> Supplied passage

To determine SPAG5 expression in LUAD tissues, the LUAD data in TCGA were analyzed using the online tool GEPIA (17). The results indicated that SPAG5 expression was significantly upregulated in LUAD tissues (n=483) compared with normal lung tissues (n=59) (P<0.05; Fig. 1A). To confirm the TCGA results, SPAG5 expression was analyzed in LUAD tissues (n=226) and normal lung tissues (n=20) in the Okayama Lung cohort from the ONCOMINE database (18,19). The results demonstrated that SPAG5 expression was significantly increased in LUAD compared with normal lung tissues (P<0.001; Fig. 1B), consistent with the results of the LUAD cohort from TCGA. Furthermore, SPAG5 expression we analyzed in LUAD samples at different clinical stages from TCGA. The results showed that SPAG5 expression at stages 1-4 (stage 1, n=277; stage 2, n=120; stage 3, n=84; stage 4, n=26;) was significantly increased compared with normal lung tissues (n=59) (P<0.001; Fig. 1C), while there was no significant difference between any two stages of LUAD. Since the TCGA and ONCOMINE data were obtained at the RNA level, alterations in SPAG5 expression were further analyzed at the protein level by searching the HPA database (21). The results of the HPA included two datasets for IHC staining of lung cancer tissue (HPA022008 and HPA022479) comprising a total of 11 cases stained with one of two different SPAG5 antibodies. The HPA022008 dataset comprised one LUAD sample with low and five with medium SPAG5-positive staining, while the HPA022479 dataset comprised two LUAD samples with negative, two with low and one with highly positive SPAG5 staining. Representative images are provided in Fig. 1D. The IHC data confirmed SPAG5 expression in LUAD tissues at the protein level.

> Task brief
In the SPAG5 passage, how many LUAD tissues and normal lung tissues from the Okayama Lung cohort were analyzed?

> Data
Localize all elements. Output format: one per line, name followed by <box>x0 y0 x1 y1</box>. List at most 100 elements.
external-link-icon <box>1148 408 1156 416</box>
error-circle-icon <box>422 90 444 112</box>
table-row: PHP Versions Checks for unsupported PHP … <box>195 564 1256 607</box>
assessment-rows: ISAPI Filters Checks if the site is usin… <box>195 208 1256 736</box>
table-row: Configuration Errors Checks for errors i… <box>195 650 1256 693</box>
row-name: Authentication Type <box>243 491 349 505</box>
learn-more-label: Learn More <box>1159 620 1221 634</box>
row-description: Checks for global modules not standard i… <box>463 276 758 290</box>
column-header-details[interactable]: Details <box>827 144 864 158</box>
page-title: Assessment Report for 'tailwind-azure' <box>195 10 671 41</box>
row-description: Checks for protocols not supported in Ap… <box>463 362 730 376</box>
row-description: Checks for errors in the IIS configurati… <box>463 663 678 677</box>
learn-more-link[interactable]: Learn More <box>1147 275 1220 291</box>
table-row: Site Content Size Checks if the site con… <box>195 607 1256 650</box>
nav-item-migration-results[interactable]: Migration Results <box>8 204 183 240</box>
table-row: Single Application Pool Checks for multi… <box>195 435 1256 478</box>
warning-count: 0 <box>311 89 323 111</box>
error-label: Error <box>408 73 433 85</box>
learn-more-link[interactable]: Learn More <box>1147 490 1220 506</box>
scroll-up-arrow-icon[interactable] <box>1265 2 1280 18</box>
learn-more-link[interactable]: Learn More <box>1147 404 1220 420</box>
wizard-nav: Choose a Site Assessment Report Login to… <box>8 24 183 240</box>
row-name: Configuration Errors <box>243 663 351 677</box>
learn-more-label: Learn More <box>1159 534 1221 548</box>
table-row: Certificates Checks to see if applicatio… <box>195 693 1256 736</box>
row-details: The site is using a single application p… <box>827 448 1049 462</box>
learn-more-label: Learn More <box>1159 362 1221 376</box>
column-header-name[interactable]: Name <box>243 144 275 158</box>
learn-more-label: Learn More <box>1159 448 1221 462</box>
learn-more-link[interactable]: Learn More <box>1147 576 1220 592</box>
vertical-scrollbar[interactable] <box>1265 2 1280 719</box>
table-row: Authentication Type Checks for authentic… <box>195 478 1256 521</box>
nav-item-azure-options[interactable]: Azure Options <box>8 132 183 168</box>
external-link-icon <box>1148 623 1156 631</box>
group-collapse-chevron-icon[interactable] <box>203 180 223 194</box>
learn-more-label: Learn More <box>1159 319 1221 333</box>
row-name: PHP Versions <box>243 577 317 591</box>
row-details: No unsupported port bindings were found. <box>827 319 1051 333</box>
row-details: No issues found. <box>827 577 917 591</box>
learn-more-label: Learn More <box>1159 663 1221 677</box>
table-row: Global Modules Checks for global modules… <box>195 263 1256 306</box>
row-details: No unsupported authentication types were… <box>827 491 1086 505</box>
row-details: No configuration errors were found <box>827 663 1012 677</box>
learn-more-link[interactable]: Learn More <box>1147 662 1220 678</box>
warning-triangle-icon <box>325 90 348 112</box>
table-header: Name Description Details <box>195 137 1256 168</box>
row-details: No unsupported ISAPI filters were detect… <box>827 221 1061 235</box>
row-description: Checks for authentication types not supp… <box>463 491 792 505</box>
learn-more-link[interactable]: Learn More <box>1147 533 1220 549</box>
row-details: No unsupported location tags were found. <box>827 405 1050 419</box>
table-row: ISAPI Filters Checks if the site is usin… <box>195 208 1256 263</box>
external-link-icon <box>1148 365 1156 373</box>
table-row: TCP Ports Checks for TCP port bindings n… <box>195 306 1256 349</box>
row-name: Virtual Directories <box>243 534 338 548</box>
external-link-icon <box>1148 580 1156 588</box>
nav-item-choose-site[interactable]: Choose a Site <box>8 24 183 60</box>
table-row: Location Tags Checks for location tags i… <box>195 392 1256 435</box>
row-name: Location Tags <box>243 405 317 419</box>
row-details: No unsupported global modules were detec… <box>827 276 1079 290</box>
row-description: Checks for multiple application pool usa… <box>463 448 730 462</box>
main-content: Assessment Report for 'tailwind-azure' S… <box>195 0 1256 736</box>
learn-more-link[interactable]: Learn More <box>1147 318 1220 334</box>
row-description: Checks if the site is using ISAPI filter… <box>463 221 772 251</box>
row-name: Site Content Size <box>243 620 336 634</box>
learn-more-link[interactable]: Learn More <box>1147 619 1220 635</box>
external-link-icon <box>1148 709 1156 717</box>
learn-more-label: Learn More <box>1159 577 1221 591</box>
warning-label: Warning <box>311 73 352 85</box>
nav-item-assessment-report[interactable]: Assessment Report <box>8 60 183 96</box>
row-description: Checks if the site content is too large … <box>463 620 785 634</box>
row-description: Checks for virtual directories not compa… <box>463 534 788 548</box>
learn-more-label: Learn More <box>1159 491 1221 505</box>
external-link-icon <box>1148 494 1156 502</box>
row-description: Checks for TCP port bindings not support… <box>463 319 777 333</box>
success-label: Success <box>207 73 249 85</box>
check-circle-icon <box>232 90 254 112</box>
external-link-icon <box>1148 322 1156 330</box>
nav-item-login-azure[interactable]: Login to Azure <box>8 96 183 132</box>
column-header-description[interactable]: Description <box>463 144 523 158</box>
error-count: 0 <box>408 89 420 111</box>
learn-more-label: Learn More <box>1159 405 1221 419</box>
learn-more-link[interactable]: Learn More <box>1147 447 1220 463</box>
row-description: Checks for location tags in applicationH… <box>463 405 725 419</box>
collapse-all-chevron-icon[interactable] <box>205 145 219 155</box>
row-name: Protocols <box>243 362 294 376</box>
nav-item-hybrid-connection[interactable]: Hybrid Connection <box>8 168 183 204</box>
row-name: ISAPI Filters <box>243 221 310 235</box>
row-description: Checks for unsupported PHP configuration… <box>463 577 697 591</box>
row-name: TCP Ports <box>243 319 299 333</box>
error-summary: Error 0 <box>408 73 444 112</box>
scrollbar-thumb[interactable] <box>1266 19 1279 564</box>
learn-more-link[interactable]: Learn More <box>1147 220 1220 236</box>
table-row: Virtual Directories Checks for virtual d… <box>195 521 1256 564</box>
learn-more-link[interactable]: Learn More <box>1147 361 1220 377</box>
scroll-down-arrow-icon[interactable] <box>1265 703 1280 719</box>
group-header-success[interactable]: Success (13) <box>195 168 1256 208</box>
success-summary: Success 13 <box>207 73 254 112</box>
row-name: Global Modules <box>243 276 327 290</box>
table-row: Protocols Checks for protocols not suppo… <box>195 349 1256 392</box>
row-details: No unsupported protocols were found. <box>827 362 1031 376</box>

> Response to the task
226 LUAD tissues and 20 normal lung tissues.